Extrait du document:
Rock & Folk

LITTLE BARRIE

Habitué des tournées aux conditions rudes, le trio britanniqu­e n’a néanmoins rien perdu de son élégance. Barrie Cadogan, son démiurge à six-cordes, raconte.

- BERTRAND BOUARD Album “Shadow” (Tummy Touch/ Modulor)

L’interview est terminée, le dictaphone éteint, lorsque Barrie Cadogan écarte à notre demande les pans de son blouson en cuir. “Sur mon T-shirt ? C’est Fred Sonic Smith. Mon héros.” Dans le patio de l’hôtel parisien, à deux pas de la place SaintGeorg­es, le leader de Little Barrie embraie sur les mérites respectifs de Smith et de son acolyte Wayne Kramer au sein de MC5 et relate, émoustillé, le concert qu’il partagea avec les survivants du groupe, voici quelques années. Cadogan possède une foi intacte dans les vertus de la guitare — pas n’importe laquelle : celle des gangs de Detroit, des Stone Roses ou de Chuck Berry. Voilà quinze ans qu’il entretient la flamme, dans une époque qui n’a rien de clémente pour un pur et honnête power trio de rock’n’roll.

Travail à faire:
**1.** Dans l'extrait sur Little Barrie, qui figure sur le T-shirt de Barrie Cadogan ?
**2.** Résumez l'extrait sur Little Barrie en deux phrases.
Servez-vous uniquement de l'extrait pour répondre.

Données disponibles:
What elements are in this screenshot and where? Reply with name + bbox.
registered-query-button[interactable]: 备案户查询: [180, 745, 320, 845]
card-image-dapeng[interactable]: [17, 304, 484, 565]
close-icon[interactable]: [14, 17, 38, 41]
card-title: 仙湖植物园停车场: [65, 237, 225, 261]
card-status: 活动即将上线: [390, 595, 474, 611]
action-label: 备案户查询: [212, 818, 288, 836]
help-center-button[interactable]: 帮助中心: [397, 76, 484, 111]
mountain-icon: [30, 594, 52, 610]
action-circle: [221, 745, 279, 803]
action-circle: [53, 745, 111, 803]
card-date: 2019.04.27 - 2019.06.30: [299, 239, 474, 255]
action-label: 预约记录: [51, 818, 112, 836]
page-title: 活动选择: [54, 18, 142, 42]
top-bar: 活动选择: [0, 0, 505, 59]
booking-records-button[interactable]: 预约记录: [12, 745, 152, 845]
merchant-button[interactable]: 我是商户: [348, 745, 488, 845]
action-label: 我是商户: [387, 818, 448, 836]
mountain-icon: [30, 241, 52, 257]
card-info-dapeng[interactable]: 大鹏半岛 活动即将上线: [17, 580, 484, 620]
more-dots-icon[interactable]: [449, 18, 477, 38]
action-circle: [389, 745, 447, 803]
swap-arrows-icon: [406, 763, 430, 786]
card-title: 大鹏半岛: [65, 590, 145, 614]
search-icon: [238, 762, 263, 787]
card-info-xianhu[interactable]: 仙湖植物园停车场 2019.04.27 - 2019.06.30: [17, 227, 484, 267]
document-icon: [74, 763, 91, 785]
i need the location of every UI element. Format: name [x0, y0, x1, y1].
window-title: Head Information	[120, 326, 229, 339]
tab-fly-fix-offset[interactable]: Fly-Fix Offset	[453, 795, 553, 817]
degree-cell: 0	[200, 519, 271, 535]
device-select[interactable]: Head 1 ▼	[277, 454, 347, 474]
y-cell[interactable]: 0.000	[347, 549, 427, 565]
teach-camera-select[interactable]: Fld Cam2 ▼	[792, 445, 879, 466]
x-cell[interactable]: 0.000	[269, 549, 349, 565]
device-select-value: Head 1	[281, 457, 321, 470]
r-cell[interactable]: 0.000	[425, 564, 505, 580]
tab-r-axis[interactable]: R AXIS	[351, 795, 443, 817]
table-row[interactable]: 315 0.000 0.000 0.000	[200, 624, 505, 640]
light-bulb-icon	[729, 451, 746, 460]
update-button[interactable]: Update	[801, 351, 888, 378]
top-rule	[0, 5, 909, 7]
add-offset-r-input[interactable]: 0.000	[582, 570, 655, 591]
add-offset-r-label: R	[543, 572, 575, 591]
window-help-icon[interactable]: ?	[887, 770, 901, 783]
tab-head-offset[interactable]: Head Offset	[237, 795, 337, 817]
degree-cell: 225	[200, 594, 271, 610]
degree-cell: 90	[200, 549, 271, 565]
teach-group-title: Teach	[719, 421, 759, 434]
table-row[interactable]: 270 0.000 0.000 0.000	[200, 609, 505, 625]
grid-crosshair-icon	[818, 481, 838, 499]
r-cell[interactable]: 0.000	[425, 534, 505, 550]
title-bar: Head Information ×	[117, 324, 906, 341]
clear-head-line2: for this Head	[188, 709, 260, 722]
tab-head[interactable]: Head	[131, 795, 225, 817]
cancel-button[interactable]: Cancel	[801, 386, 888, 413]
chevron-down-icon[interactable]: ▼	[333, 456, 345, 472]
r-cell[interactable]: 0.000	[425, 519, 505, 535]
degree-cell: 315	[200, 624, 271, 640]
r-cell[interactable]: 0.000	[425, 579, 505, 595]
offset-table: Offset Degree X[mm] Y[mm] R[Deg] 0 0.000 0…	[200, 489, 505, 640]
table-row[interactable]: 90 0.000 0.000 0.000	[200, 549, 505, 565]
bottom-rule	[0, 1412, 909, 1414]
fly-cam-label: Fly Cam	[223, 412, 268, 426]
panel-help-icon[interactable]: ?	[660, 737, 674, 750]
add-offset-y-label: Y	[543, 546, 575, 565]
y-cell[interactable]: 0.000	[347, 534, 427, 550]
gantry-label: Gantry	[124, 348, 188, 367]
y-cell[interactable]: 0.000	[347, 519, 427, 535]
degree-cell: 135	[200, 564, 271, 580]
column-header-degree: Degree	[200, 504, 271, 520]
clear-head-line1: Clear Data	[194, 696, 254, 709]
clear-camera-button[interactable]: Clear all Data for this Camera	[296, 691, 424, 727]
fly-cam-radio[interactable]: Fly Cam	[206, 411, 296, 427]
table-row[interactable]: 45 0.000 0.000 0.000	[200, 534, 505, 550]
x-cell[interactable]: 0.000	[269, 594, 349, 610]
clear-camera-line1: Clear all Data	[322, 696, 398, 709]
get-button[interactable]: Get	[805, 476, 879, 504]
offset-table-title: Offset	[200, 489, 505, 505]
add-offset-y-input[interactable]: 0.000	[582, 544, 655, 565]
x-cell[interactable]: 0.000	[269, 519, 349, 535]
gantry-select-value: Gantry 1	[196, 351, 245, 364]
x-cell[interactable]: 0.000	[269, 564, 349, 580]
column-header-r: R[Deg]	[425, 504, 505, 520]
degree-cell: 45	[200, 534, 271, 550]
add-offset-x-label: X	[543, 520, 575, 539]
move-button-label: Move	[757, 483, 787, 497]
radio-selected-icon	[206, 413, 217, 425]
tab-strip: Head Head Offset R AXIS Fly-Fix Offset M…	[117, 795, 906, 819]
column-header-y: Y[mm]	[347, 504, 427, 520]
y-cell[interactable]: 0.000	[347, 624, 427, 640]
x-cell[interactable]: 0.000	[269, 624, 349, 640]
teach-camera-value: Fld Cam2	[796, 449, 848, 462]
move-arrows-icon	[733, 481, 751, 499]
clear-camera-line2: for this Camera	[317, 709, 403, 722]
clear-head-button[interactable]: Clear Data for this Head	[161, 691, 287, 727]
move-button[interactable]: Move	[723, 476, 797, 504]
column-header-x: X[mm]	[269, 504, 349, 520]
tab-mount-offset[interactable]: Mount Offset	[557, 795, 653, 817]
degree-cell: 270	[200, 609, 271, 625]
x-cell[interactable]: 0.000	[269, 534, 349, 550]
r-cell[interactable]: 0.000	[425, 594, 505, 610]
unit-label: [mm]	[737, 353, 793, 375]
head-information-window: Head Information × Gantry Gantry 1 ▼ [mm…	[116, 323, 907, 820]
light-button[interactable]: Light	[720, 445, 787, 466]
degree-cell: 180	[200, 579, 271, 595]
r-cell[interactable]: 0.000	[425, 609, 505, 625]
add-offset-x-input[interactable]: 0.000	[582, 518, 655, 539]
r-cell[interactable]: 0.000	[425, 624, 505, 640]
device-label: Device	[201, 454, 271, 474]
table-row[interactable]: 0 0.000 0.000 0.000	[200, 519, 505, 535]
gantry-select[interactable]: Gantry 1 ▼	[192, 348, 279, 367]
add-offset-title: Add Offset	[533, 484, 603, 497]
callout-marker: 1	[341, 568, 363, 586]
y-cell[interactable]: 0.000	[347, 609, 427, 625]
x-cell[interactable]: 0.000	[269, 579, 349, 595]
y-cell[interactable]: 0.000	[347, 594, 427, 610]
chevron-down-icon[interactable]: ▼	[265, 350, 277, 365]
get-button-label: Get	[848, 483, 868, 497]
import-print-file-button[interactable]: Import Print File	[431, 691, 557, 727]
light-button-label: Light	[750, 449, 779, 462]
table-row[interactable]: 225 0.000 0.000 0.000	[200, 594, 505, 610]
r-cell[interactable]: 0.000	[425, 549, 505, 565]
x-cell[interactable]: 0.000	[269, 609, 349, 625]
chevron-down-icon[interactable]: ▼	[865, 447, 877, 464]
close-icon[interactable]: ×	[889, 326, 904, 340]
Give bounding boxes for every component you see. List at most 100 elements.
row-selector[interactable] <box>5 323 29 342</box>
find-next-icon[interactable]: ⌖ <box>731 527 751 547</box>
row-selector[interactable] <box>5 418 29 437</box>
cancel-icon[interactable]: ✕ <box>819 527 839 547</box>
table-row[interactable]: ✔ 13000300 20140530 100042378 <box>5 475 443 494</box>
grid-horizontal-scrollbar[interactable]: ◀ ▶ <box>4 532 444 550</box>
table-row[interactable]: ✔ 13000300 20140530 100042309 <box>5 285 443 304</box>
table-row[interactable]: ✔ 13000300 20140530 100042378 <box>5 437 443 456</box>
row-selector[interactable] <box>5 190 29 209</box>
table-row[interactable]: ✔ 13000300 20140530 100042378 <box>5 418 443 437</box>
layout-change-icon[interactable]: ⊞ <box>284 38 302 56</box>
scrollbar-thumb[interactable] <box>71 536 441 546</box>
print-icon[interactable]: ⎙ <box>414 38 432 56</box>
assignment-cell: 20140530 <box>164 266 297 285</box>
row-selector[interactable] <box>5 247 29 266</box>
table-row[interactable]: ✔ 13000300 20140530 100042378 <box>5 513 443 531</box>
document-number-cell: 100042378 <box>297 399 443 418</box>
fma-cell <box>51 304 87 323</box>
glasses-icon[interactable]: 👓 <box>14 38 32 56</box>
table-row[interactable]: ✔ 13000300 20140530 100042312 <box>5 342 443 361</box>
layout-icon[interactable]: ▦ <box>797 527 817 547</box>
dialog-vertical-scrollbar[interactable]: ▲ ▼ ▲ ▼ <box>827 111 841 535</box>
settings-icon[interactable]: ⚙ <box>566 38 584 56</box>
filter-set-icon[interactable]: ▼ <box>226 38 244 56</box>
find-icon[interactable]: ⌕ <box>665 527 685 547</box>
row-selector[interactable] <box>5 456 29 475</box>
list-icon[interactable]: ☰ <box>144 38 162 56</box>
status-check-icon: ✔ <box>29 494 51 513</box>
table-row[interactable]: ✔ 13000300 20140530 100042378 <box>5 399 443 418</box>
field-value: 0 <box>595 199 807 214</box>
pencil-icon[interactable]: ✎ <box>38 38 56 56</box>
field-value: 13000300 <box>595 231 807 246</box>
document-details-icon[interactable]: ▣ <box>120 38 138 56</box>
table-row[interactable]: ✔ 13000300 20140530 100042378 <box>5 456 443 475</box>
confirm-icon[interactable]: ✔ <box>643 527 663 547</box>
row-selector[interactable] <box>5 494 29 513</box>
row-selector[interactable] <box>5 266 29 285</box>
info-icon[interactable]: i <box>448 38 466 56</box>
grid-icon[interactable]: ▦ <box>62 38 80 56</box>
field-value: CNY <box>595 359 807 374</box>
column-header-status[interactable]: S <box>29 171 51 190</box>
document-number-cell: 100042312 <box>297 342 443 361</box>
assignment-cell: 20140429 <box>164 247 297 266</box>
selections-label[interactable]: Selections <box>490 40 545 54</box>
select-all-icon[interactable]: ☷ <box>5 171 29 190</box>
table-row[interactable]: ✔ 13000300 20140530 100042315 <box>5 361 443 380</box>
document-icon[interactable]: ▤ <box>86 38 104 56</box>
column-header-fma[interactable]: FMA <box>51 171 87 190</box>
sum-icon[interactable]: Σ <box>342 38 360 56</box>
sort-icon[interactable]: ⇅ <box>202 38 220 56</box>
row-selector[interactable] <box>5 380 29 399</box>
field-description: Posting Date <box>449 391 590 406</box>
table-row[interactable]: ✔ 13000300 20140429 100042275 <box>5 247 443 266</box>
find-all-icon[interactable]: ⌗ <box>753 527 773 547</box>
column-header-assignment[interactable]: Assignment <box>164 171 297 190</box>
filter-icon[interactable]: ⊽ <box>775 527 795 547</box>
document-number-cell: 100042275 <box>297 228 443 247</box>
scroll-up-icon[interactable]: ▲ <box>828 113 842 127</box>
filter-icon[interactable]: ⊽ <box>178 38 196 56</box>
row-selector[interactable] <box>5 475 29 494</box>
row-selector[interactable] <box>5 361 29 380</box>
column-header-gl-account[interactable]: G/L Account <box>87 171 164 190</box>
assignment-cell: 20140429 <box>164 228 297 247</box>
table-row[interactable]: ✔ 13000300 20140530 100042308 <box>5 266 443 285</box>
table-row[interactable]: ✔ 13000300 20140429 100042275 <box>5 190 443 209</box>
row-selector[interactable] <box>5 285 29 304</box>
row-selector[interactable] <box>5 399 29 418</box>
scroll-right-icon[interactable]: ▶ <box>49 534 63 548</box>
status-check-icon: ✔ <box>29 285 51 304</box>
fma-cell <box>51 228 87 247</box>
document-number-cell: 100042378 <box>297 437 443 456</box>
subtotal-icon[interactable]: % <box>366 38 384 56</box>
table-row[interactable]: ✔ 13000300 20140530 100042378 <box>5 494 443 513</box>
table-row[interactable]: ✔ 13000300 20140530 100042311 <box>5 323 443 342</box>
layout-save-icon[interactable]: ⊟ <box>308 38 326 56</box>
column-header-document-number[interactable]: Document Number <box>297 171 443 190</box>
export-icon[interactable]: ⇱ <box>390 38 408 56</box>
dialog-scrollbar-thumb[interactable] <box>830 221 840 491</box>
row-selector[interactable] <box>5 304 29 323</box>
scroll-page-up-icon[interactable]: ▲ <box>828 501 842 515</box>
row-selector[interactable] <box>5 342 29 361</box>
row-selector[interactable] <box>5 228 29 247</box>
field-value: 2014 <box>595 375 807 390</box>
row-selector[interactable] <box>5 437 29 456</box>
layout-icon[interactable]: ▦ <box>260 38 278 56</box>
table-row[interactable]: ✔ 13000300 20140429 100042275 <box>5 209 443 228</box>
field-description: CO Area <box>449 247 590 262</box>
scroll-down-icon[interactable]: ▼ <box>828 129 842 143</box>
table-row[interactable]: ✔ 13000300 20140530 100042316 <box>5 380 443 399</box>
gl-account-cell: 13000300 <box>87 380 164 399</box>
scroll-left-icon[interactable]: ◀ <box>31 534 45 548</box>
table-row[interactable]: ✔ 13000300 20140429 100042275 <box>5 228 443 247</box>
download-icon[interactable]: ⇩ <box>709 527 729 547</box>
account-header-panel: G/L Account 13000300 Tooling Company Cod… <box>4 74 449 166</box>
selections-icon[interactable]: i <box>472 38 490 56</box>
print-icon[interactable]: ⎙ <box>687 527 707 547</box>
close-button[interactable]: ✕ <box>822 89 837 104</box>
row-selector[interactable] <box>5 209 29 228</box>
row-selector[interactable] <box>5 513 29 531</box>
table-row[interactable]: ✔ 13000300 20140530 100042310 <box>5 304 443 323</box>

Résultats:
**1.** Fred Sonic Smith, que Barrie Cadogan présente comme son héros.

**2.** Barrie Cadogan est le leader et guitariste de Little Barrie, un trio britannique habitué des tournées aux conditions rudes mais resté élégant. Dans le patio d'un hôtel parisien, il évoque son héros Fred Sonic Smith et le MC5, et il garde depuis quinze ans une foi intacte dans la guitare, à une époque peu clémente pour un power trio de rock'n'roll.